_Task description:_ Write out only the lines from the line that holds "Give me a plain-text" to the end of the listing below, inclusive, with the pictures omitted.

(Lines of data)
┄┄┄┄┄┄┄┄┄┄
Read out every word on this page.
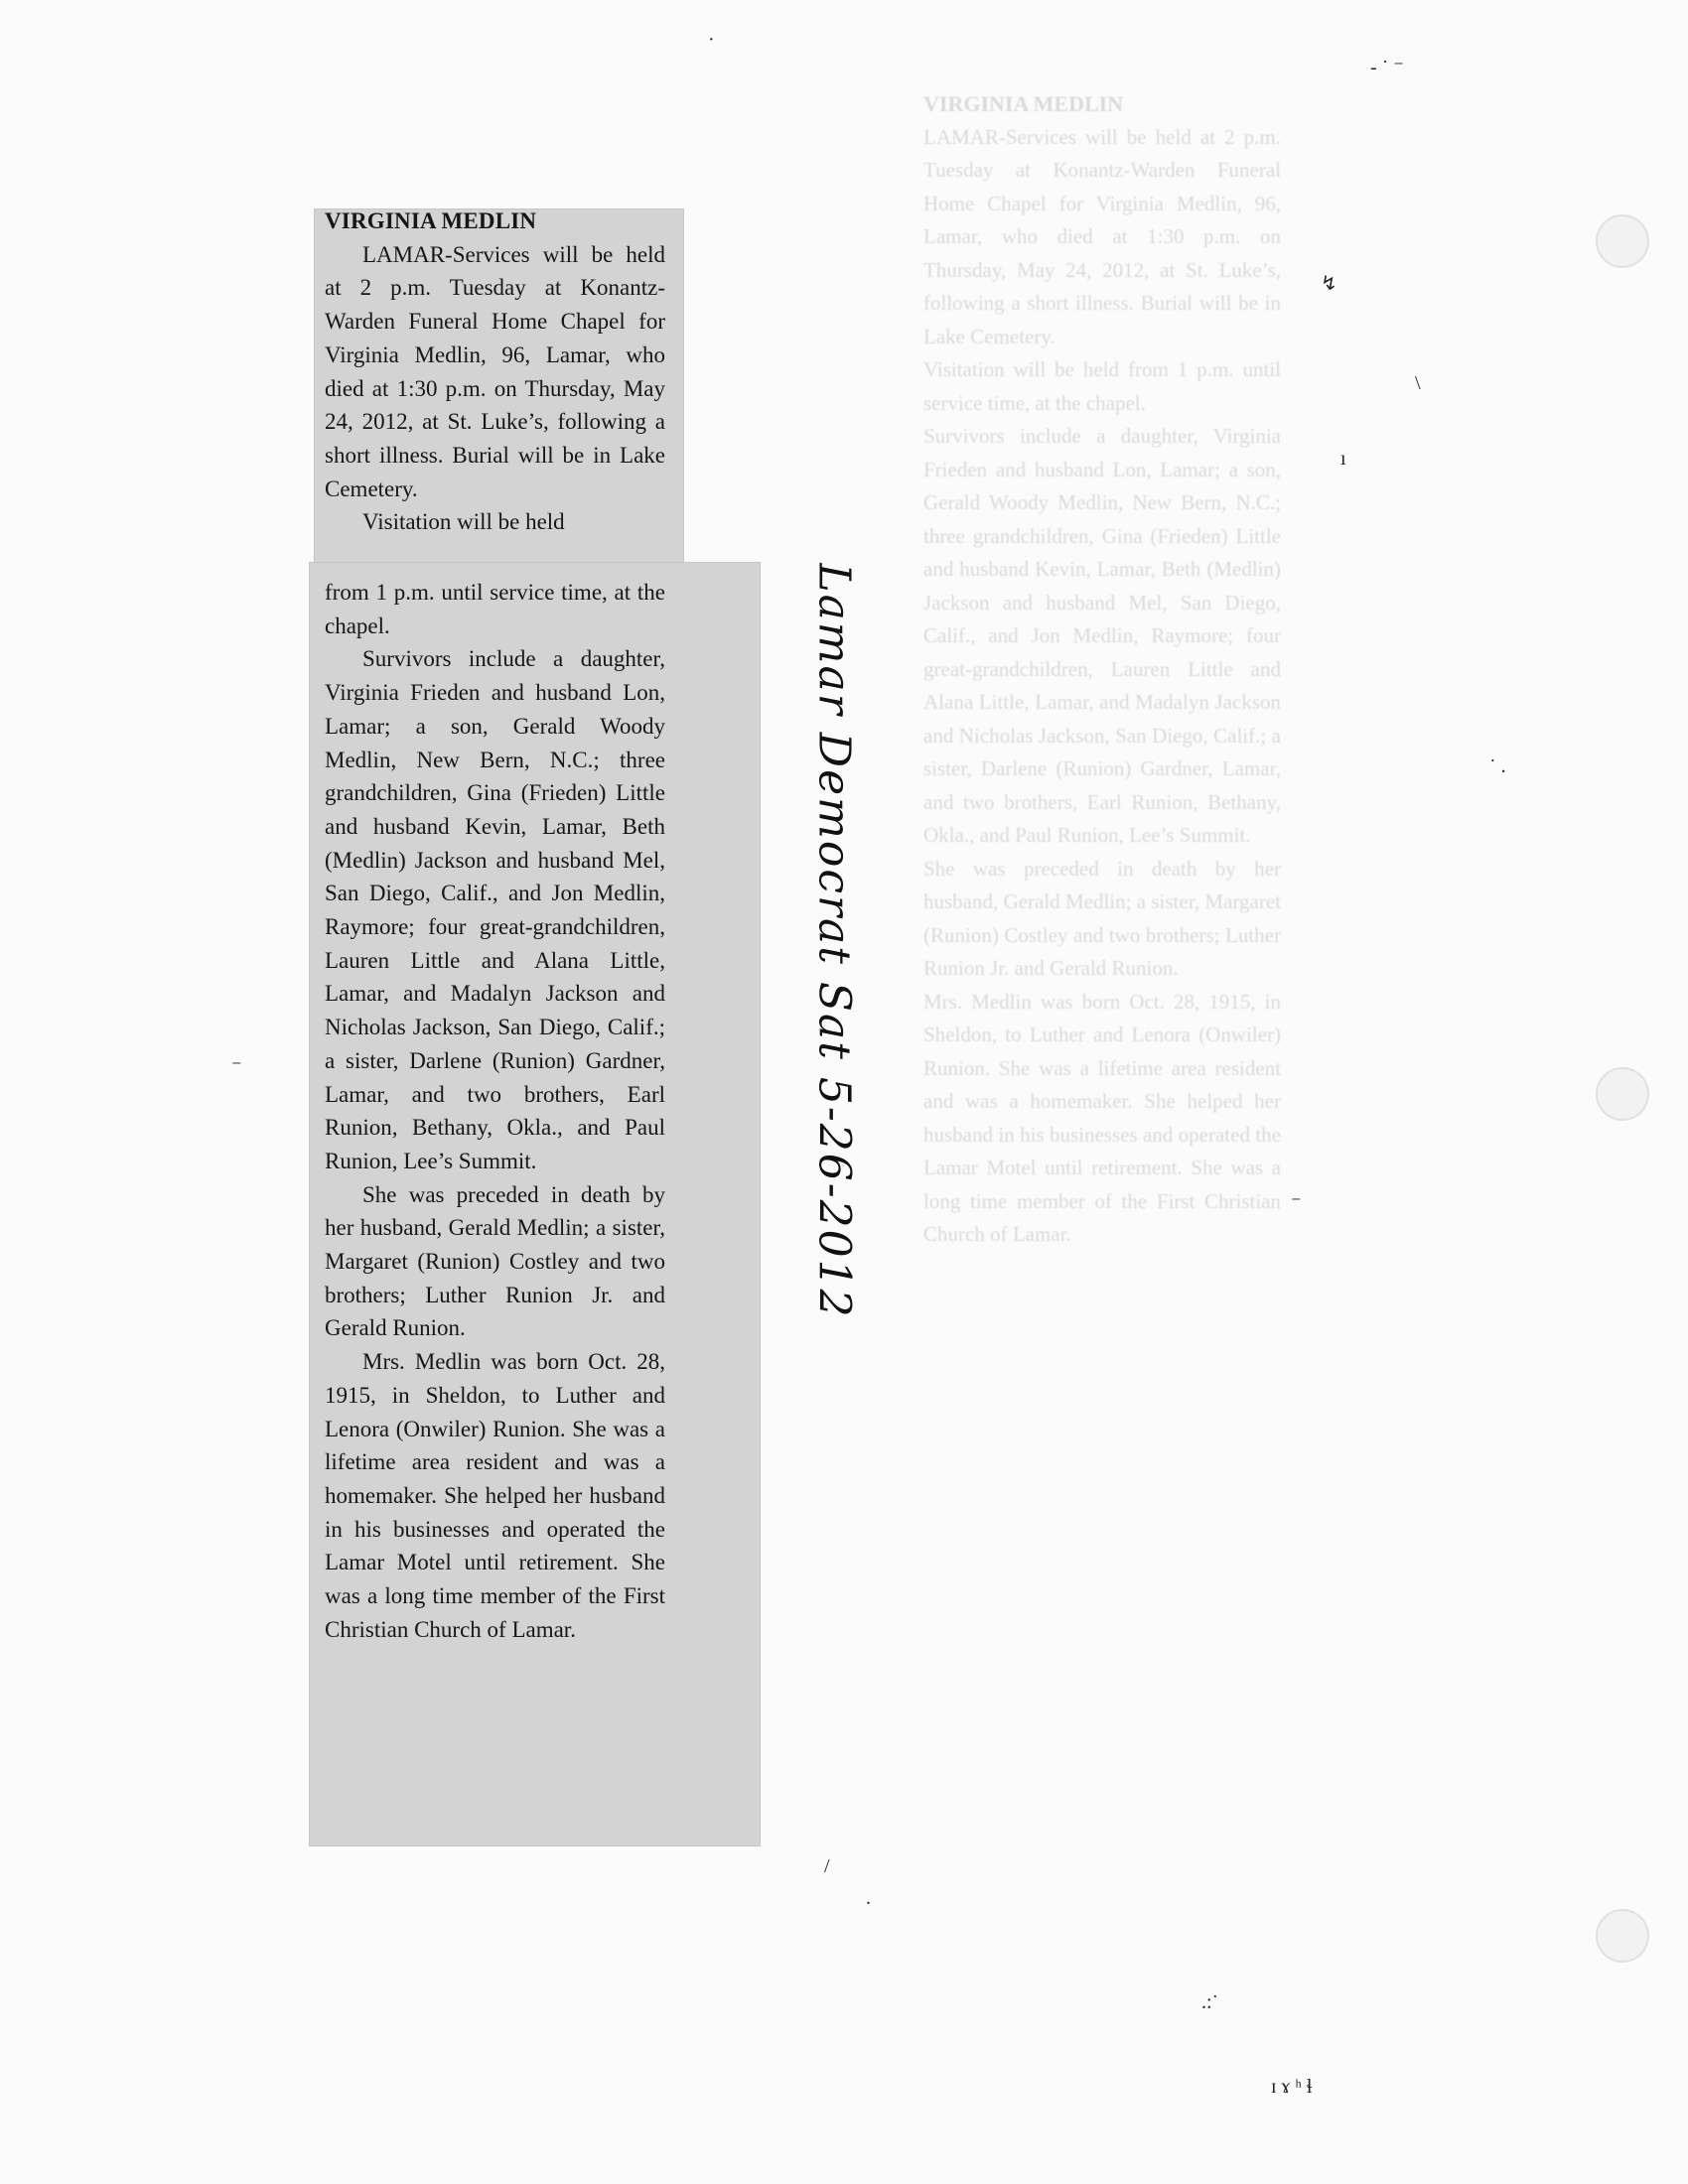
VIRGINIA MEDLIN

LAMAR-Services will be held at 2 p.m. Tuesday at Konantz-Warden Funeral Home Chapel for Virginia Medlin, 96, Lamar, who died at 1:30 p.m. on Thursday, May 24, 2012, at St. Luke’s, following a short illness. Burial will be in Lake Cemetery.

Visitation will be held from 1 p.m. until service time, at the chapel.

Survivors include a daughter, Virginia Frieden and husband Lon, Lamar; a son, Gerald Woody Medlin, New Bern, N.C.; three grandchildren, Gina (Frieden) Little and husband Kevin, Lamar, Beth (Medlin) Jackson and husband Mel, San Diego, Calif., and Jon Medlin, Raymore; four great-grandchildren, Lauren Little and Alana Little, Lamar, and Madalyn Jackson and Nicholas Jackson, San Diego, Calif.; a sister, Darlene (Runion) Gardner, Lamar, and two brothers, Earl Runion, Bethany, Okla., and Paul Runion, Lee’s Summit.

She was preceded in death by her husband, Gerald Medlin; a sister, Margaret (Runion) Costley and two brothers; Luther Runion Jr. and Gerald Runion.

Mrs. Medlin was born Oct. 28, 1915, in Sheldon, to Luther and Lenora (Onwiler) Runion. She was a lifetime area resident and was a homemaker. She helped her husband in his businesses and operated the Lamar Motel until retirement. She was a long time member of the First Christian Church of Lamar.

VIRGINIA MEDLIN

LAMAR-Services will be held at 2 p.m. Tuesday at Konantz-Warden Funeral Home Chapel for Virginia Medlin, 96, Lamar, who died at 1:30 p.m. on Thursday, May 24, 2012, at St. Luke’s, following a short illness. Burial will be in Lake Cemetery.

Visitation will be held

from 1 p.m. until service time, at the chapel.

Survivors include a daughter, Virginia Frieden and husband Lon, Lamar; a son, Gerald Woody Medlin, New Bern, N.C.; three grandchildren, Gina (Frieden) Little and husband Kevin, Lamar, Beth (Medlin) Jackson and husband Mel, San Diego, Calif., and Jon Medlin, Raymore; four great-grandchildren, Lauren Little and Alana Little, Lamar, and Madalyn Jackson and Nicholas Jackson, San Diego, Calif.; a sister, Darlene (Runion) Gardner, Lamar, and two brothers, Earl Runion, Bethany, Okla., and Paul Runion, Lee’s Summit.

She was preceded in death by her husband, Gerald Medlin; a sister, Margaret (Runion) Costley and two brothers; Luther Runion Jr. and Gerald Runion.

Mrs. Medlin was born Oct. 28, 1915, in Sheldon, to Luther and Lenora (Onwiler) Runion. She was a lifetime area resident and was a homemaker. She helped her husband in his businesses and operated the Lamar Motel until retirement. She was a long time member of the First Christian Church of Lamar.

Lamar Democrat Sat 5-26-2012
·
- ˙ ⁻
↯
\
ı
˙ .
⁻
⁻
/
.
.:˙
ɪ ɤ ʰ ɬ
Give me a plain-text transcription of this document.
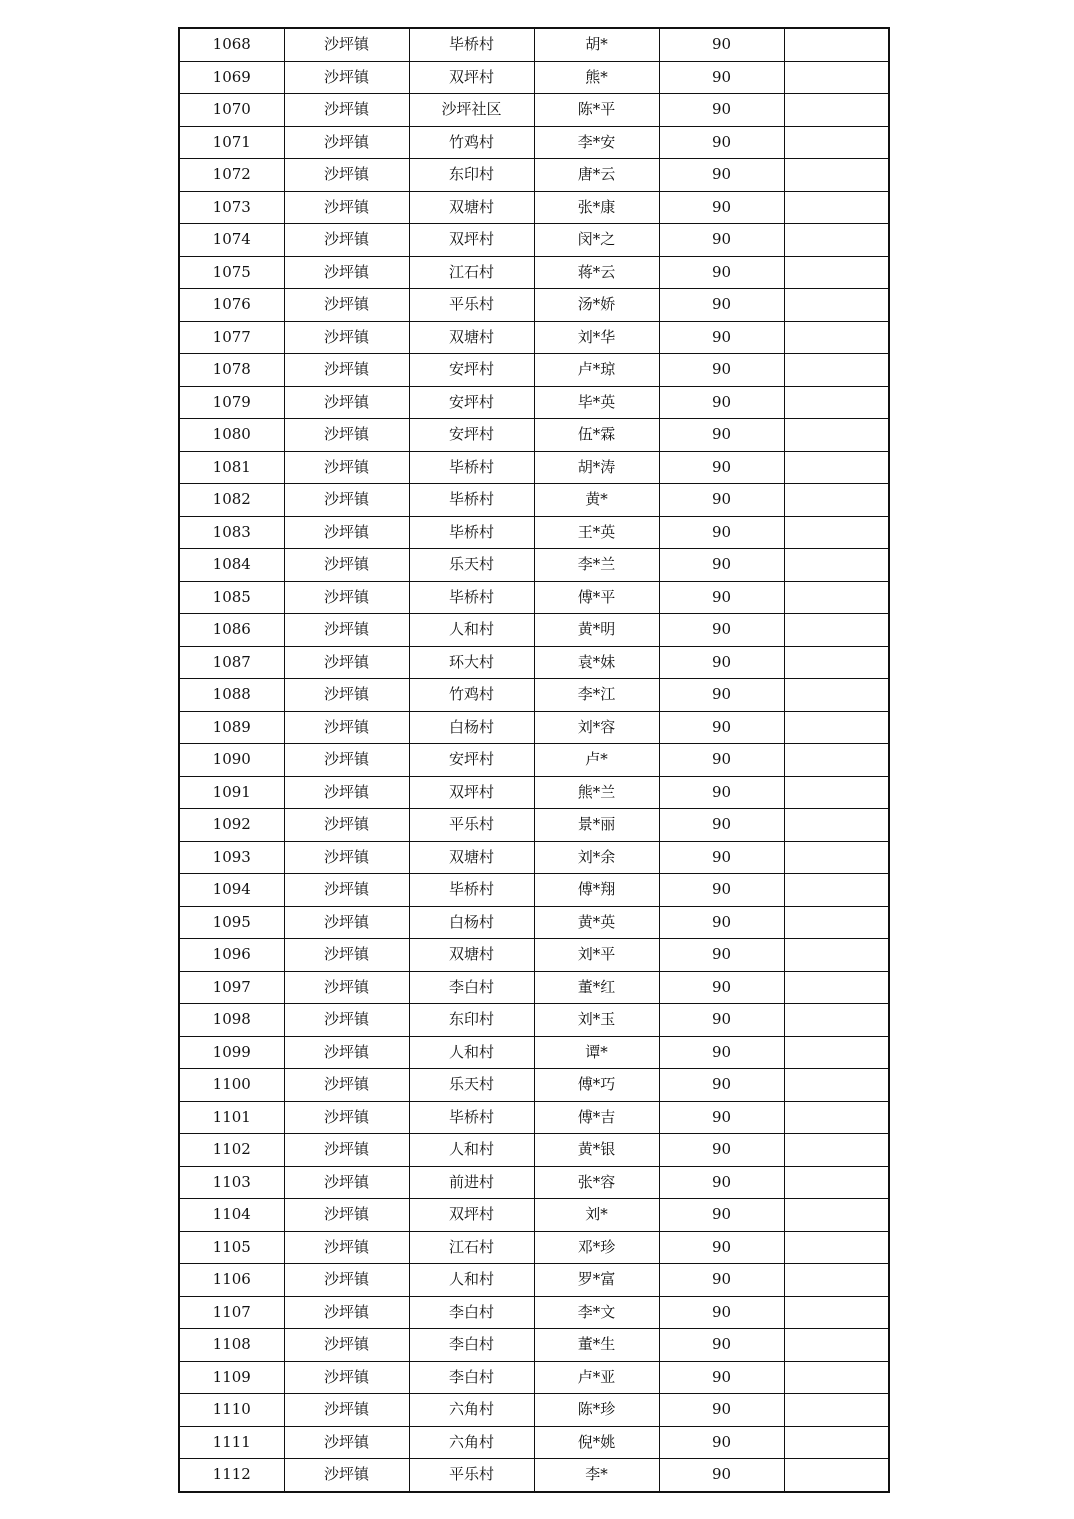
1068	沙坪镇	毕桥村	胡*	90	
1069	沙坪镇	双坪村	熊*	90	
1070	沙坪镇	沙坪社区	陈*平	90	
1071	沙坪镇	竹鸡村	李*安	90	
1072	沙坪镇	东印村	唐*云	90	
1073	沙坪镇	双塘村	张*康	90	
1074	沙坪镇	双坪村	闵*之	90	
1075	沙坪镇	江石村	蒋*云	90	
1076	沙坪镇	平乐村	汤*娇	90	
1077	沙坪镇	双塘村	刘*华	90	
1078	沙坪镇	安坪村	卢*琼	90	
1079	沙坪镇	安坪村	毕*英	90	
1080	沙坪镇	安坪村	伍*霖	90	
1081	沙坪镇	毕桥村	胡*涛	90	
1082	沙坪镇	毕桥村	黄*	90	
1083	沙坪镇	毕桥村	王*英	90	
1084	沙坪镇	乐天村	李*兰	90	
1085	沙坪镇	毕桥村	傅*平	90	
1086	沙坪镇	人和村	黄*明	90	
1087	沙坪镇	环大村	袁*妹	90	
1088	沙坪镇	竹鸡村	李*江	90	
1089	沙坪镇	白杨村	刘*容	90	
1090	沙坪镇	安坪村	卢*	90	
1091	沙坪镇	双坪村	熊*兰	90	
1092	沙坪镇	平乐村	景*丽	90	
1093	沙坪镇	双塘村	刘*余	90	
1094	沙坪镇	毕桥村	傅*翔	90	
1095	沙坪镇	白杨村	黄*英	90	
1096	沙坪镇	双塘村	刘*平	90	
1097	沙坪镇	李白村	董*红	90	
1098	沙坪镇	东印村	刘*玉	90	
1099	沙坪镇	人和村	谭*	90	
1100	沙坪镇	乐天村	傅*巧	90	
1101	沙坪镇	毕桥村	傅*吉	90	
1102	沙坪镇	人和村	黄*银	90	
1103	沙坪镇	前进村	张*容	90	
1104	沙坪镇	双坪村	刘*	90	
1105	沙坪镇	江石村	邓*珍	90	
1106	沙坪镇	人和村	罗*富	90	
1107	沙坪镇	李白村	李*文	90	
1108	沙坪镇	李白村	董*生	90	
1109	沙坪镇	李白村	卢*亚	90	
1110	沙坪镇	六角村	陈*珍	90	
1111	沙坪镇	六角村	倪*姚	90	
1112	沙坪镇	平乐村	李*	90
┄┄┄┄┄┄┄┄┄┄
_Result for this exercise:_
Give me a plain-text transcription of this document.
1068	沙坪镇	毕桥村	胡*	90	
1069	沙坪镇	双坪村	熊*	90	
1070	沙坪镇	沙坪社区	陈*平	90	
1071	沙坪镇	竹鸡村	李*安	90	
1072	沙坪镇	东印村	唐*云	90	
1073	沙坪镇	双塘村	张*康	90	
1074	沙坪镇	双坪村	闵*之	90	
1075	沙坪镇	江石村	蒋*云	90	
1076	沙坪镇	平乐村	汤*娇	90	
1077	沙坪镇	双塘村	刘*华	90	
1078	沙坪镇	安坪村	卢*琼	90	
1079	沙坪镇	安坪村	毕*英	90	
1080	沙坪镇	安坪村	伍*霖	90	
1081	沙坪镇	毕桥村	胡*涛	90	
1082	沙坪镇	毕桥村	黄*	90	
1083	沙坪镇	毕桥村	王*英	90	
1084	沙坪镇	乐天村	李*兰	90	
1085	沙坪镇	毕桥村	傅*平	90	
1086	沙坪镇	人和村	黄*明	90	
1087	沙坪镇	环大村	袁*妹	90	
1088	沙坪镇	竹鸡村	李*江	90	
1089	沙坪镇	白杨村	刘*容	90	
1090	沙坪镇	安坪村	卢*	90	
1091	沙坪镇	双坪村	熊*兰	90	
1092	沙坪镇	平乐村	景*丽	90	
1093	沙坪镇	双塘村	刘*余	90	
1094	沙坪镇	毕桥村	傅*翔	90	
1095	沙坪镇	白杨村	黄*英	90	
1096	沙坪镇	双塘村	刘*平	90	
1097	沙坪镇	李白村	董*红	90	
1098	沙坪镇	东印村	刘*玉	90	
1099	沙坪镇	人和村	谭*	90	
1100	沙坪镇	乐天村	傅*巧	90	
1101	沙坪镇	毕桥村	傅*吉	90	
1102	沙坪镇	人和村	黄*银	90	
1103	沙坪镇	前进村	张*容	90	
1104	沙坪镇	双坪村	刘*	90	
1105	沙坪镇	江石村	邓*珍	90	
1106	沙坪镇	人和村	罗*富	90	
1107	沙坪镇	李白村	李*文	90	
1108	沙坪镇	李白村	董*生	90	
1109	沙坪镇	李白村	卢*亚	90	
1110	沙坪镇	六角村	陈*珍	90	
1111	沙坪镇	六角村	倪*姚	90	
1112	沙坪镇	平乐村	李*	90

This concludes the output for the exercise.